Exercise task =
Copy every line, leaving nothing out and adding nothing.

Record list =
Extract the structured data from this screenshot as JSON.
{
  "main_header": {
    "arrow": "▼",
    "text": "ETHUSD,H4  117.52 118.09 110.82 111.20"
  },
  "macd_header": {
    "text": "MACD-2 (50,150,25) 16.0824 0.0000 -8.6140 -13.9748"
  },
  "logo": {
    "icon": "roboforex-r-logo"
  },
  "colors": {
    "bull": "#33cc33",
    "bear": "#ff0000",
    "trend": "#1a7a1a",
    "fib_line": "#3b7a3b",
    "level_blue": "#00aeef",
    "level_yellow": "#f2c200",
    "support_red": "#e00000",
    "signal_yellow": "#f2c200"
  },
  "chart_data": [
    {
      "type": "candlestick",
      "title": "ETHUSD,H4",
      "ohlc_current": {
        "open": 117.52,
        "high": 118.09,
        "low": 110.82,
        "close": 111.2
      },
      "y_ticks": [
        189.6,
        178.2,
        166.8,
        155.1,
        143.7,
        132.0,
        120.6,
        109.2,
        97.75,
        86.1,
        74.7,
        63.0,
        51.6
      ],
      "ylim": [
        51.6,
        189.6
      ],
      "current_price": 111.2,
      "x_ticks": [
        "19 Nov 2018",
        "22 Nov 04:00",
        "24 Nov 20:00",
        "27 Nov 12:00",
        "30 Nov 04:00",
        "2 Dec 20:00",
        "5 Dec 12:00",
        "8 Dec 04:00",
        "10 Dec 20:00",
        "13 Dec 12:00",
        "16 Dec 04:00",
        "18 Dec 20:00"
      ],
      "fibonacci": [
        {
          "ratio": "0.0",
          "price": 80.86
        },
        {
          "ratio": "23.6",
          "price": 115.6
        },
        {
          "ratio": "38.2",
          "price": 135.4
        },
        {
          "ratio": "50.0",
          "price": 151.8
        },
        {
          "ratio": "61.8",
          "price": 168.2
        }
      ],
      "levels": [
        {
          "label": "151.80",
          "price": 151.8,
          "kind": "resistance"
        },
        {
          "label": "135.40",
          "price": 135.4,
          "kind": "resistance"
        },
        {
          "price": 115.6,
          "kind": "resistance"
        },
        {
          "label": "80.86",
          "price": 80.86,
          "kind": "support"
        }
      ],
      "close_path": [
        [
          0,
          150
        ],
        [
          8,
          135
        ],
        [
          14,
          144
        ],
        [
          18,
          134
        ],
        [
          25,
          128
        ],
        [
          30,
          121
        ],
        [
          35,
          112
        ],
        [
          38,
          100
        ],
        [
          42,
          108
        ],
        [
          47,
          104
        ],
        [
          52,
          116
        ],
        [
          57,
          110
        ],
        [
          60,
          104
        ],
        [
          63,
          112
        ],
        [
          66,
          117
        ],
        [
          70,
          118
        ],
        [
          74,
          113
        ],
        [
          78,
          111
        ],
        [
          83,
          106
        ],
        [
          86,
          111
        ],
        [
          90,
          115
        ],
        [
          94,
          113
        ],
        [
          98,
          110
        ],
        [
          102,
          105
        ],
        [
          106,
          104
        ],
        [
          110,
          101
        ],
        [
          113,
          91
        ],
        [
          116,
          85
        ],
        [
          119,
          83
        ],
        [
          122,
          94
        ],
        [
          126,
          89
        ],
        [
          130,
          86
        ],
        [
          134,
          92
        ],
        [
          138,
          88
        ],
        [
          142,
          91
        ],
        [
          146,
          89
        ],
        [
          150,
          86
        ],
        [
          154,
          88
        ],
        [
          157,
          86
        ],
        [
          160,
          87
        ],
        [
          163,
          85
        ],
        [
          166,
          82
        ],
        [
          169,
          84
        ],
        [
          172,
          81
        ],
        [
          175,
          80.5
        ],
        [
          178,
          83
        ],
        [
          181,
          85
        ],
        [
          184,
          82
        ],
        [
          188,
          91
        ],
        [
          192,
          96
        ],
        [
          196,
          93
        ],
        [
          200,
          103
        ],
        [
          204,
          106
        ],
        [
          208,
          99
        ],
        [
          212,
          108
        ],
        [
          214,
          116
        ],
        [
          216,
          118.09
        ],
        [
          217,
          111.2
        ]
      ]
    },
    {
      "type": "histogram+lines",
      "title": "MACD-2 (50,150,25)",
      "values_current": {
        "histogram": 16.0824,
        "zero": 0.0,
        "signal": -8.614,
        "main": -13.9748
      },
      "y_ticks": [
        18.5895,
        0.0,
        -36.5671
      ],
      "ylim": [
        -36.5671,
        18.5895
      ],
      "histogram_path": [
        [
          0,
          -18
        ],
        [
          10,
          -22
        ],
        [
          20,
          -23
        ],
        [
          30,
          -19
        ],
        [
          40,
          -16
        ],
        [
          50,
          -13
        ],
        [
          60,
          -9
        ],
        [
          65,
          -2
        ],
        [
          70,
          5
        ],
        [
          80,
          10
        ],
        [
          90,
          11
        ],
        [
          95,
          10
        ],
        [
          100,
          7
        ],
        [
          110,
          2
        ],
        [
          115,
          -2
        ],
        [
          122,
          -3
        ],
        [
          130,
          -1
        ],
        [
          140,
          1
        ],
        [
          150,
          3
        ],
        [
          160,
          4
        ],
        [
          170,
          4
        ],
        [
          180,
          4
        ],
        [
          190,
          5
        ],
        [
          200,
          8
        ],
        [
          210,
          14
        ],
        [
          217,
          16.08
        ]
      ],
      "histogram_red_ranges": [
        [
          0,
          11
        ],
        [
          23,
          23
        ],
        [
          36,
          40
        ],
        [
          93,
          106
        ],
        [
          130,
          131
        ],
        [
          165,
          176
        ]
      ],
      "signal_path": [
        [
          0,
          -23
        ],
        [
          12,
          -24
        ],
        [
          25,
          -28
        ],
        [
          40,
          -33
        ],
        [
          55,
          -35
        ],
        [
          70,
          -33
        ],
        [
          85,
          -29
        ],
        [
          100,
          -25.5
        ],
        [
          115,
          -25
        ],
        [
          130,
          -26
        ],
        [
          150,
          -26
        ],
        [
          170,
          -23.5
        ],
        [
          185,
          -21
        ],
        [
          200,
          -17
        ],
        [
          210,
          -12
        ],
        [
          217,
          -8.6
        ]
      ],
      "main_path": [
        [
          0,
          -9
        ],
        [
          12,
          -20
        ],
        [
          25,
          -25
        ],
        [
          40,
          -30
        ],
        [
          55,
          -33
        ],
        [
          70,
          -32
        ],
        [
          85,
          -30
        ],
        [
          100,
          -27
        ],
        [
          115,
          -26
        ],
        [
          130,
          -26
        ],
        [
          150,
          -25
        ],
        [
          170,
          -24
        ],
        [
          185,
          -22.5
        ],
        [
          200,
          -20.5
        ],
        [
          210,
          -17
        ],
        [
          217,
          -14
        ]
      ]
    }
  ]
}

Answer below =
Extract the structured data from this screenshot as JSON.
{
  "main_header": {
    "arrow": "▼",
    "text": "ETHUSD,H4  117.52 118.09 110.82 111.20"
  },
  "macd_header": {
    "text": "MACD-2 (50,150,25) 16.0824 0.0000 -8.6140 -13.9748"
  },
  "logo": {
    "icon": "roboforex-r-logo"
  },
  "colors": {
    "bull": "#33cc33",
    "bear": "#ff0000",
    "trend": "#1a7a1a",
    "fib_line": "#3b7a3b",
    "level_blue": "#00aeef",
    "level_yellow": "#f2c200",
    "support_red": "#e00000",
    "signal_yellow": "#f2c200"
  },
  "chart_data": [
    {
      "type": "candlestick",
      "title": "ETHUSD,H4",
      "ohlc_current": {
        "open": 117.52,
        "high": 118.09,
        "low": 110.82,
        "close": 111.2
      },
      "y_ticks": [
        189.6,
        178.2,
        166.8,
        155.1,
        143.7,
        132.0,
        120.6,
        109.2,
        97.75,
        86.1,
        74.7,
        63.0,
        51.6
      ],
      "ylim": [
        51.6,
        189.6
      ],
      "current_price": 111.2,
      "x_ticks": [
        "19 Nov 2018",
        "22 Nov 04:00",
        "24 Nov 20:00",
        "27 Nov 12:00",
        "30 Nov 04:00",
        "2 Dec 20:00",
        "5 Dec 12:00",
        "8 Dec 04:00",
        "10 Dec 20:00",
        "13 Dec 12:00",
        "16 Dec 04:00",
        "18 Dec 20:00"
      ],
      "fibonacci": [
        {
          "ratio": "0.0",
          "price": 80.86
        },
        {
          "ratio": "23.6",
          "price": 115.6
        },
        {
          "ratio": "38.2",
          "price": 135.4
        },
        {
          "ratio": "50.0",
          "price": 151.8
        },
        {
          "ratio": "61.8",
          "price": 168.2
        }
      ],
      "levels": [
        {
          "label": "151.80",
          "price": 151.8,
          "kind": "resistance"
        },
        {
          "label": "135.40",
          "price": 135.4,
          "kind": "resistance"
        },
        {
          "price": 115.6,
          "kind": "resistance"
        },
        {
          "label": "80.86",
          "price": 80.86,
          "kind": "support"
        }
      ],
      "close_path": [
        [
          0,
          150
        ],
        [
          8,
          135
        ],
        [
          14,
          144
        ],
        [
          18,
          134
        ],
        [
          25,
          128
        ],
        [
          30,
          121
        ],
        [
          35,
          112
        ],
        [
          38,
          100
        ],
        [
          42,
          108
        ],
        [
          47,
          104
        ],
        [
          52,
          116
        ],
        [
          57,
          110
        ],
        [
          60,
          104
        ],
        [
          63,
          112
        ],
        [
          66,
          117
        ],
        [
          70,
          118
        ],
        [
          74,
          113
        ],
        [
          78,
          111
        ],
        [
          83,
          106
        ],
        [
          86,
          111
        ],
        [
          90,
          115
        ],
        [
          94,
          113
        ],
        [
          98,
          110
        ],
        [
          102,
          105
        ],
        [
          106,
          104
        ],
        [
          110,
          101
        ],
        [
          113,
          91
        ],
        [
          116,
          85
        ],
        [
          119,
          83
        ],
        [
          122,
          94
        ],
        [
          126,
          89
        ],
        [
          130,
          86
        ],
        [
          134,
          92
        ],
        [
          138,
          88
        ],
        [
          142,
          91
        ],
        [
          146,
          89
        ],
        [
          150,
          86
        ],
        [
          154,
          88
        ],
        [
          157,
          86
        ],
        [
          160,
          87
        ],
        [
          163,
          85
        ],
        [
          166,
          82
        ],
        [
          169,
          84
        ],
        [
          172,
          81
        ],
        [
          175,
          80.5
        ],
        [
          178,
          83
        ],
        [
          181,
          85
        ],
        [
          184,
          82
        ],
        [
          188,
          91
        ],
        [
          192,
          96
        ],
        [
          196,
          93
        ],
        [
          200,
          103
        ],
        [
          204,
          106
        ],
        [
          208,
          99
        ],
        [
          212,
          108
        ],
        [
          214,
          116
        ],
        [
          216,
          118.09
        ],
        [
          217,
          111.2
        ]
      ]
    },
    {
      "type": "histogram+lines",
      "title": "MACD-2 (50,150,25)",
      "values_current": {
        "histogram": 16.0824,
        "zero": 0.0,
        "signal": -8.614,
        "main": -13.9748
      },
      "y_ticks": [
        18.5895,
        0.0,
        -36.5671
      ],
      "ylim": [
        -36.5671,
        18.5895
      ],
      "histogram_path": [
        [
          0,
          -18
        ],
        [
          10,
          -22
        ],
        [
          20,
          -23
        ],
        [
          30,
          -19
        ],
        [
          40,
          -16
        ],
        [
          50,
          -13
        ],
        [
          60,
          -9
        ],
        [
          65,
          -2
        ],
        [
          70,
          5
        ],
        [
          80,
          10
        ],
        [
          90,
          11
        ],
        [
          95,
          10
        ],
        [
          100,
          7
        ],
        [
          110,
          2
        ],
        [
          115,
          -2
        ],
        [
          122,
          -3
        ],
        [
          130,
          -1
        ],
        [
          140,
          1
        ],
        [
          150,
          3
        ],
        [
          160,
          4
        ],
        [
          170,
          4
        ],
        [
          180,
          4
        ],
        [
          190,
          5
        ],
        [
          200,
          8
        ],
        [
          210,
          14
        ],
        [
          217,
          16.08
        ]
      ],
      "histogram_red_ranges": [
        [
          0,
          11
        ],
        [
          23,
          23
        ],
        [
          36,
          40
        ],
        [
          93,
          106
        ],
        [
          130,
          131
        ],
        [
          165,
          176
        ]
      ],
      "signal_path": [
        [
          0,
          -23
        ],
        [
          12,
          -24
        ],
        [
          25,
          -28
        ],
        [
          40,
          -33
        ],
        [
          55,
          -35
        ],
        [
          70,
          -33
        ],
        [
          85,
          -29
        ],
        [
          100,
          -25.5
        ],
        [
          115,
          -25
        ],
        [
          130,
          -26
        ],
        [
          150,
          -26
        ],
        [
          170,
          -23.5
        ],
        [
          185,
          -21
        ],
        [
          200,
          -17
        ],
        [
          210,
          -12
        ],
        [
          217,
          -8.6
        ]
      ],
      "main_path": [
        [
          0,
          -9
        ],
        [
          12,
          -20
        ],
        [
          25,
          -25
        ],
        [
          40,
          -30
        ],
        [
          55,
          -33
        ],
        [
          70,
          -32
        ],
        [
          85,
          -30
        ],
        [
          100,
          -27
        ],
        [
          115,
          -26
        ],
        [
          130,
          -26
        ],
        [
          150,
          -25
        ],
        [
          170,
          -24
        ],
        [
          185,
          -22.5
        ],
        [
          200,
          -20.5
        ],
        [
          210,
          -17
        ],
        [
          217,
          -14
        ]
      ]
    }
  ]
}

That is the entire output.